Collection entries:
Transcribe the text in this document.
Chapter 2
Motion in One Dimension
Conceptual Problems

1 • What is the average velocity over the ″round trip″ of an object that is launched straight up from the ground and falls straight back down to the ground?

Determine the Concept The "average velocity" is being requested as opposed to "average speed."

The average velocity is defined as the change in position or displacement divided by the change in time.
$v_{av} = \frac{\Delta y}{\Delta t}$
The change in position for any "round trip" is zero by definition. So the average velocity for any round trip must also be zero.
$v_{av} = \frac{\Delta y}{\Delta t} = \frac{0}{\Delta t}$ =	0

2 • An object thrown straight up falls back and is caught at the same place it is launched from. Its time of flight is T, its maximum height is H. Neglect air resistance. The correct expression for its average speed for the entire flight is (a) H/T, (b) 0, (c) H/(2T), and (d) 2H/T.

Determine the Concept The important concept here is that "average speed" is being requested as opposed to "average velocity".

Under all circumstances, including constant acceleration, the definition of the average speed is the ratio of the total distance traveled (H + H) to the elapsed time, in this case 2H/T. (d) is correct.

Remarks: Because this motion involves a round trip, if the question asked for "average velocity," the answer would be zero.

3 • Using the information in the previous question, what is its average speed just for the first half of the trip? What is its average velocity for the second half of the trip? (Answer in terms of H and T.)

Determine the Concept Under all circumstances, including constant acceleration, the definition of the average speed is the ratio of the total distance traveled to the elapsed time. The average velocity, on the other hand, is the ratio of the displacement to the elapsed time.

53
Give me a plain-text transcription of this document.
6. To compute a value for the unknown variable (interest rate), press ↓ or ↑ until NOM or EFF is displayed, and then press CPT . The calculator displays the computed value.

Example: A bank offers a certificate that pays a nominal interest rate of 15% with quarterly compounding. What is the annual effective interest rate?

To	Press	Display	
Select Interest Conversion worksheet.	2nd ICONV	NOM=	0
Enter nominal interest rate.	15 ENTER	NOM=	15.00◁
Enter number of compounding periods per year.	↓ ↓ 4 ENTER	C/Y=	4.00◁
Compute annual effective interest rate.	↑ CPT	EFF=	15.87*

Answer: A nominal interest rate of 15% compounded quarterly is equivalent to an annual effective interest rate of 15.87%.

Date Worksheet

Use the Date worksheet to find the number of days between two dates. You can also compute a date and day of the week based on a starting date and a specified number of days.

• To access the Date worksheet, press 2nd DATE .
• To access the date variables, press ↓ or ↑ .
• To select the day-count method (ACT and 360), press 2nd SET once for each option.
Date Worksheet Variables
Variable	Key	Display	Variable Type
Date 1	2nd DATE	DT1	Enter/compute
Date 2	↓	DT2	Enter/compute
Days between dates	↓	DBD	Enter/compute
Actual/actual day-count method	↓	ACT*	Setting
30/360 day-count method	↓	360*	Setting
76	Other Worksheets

> BRIEF
Where a line in the material above holds "opposed", copy that line.

> ANSWER BELOW
Determine the Concept The "average velocity" is being requested as opposed to "average speed."
Determine the Concept The important concept here is that "average speed" is being requested as opposed to "average velocity".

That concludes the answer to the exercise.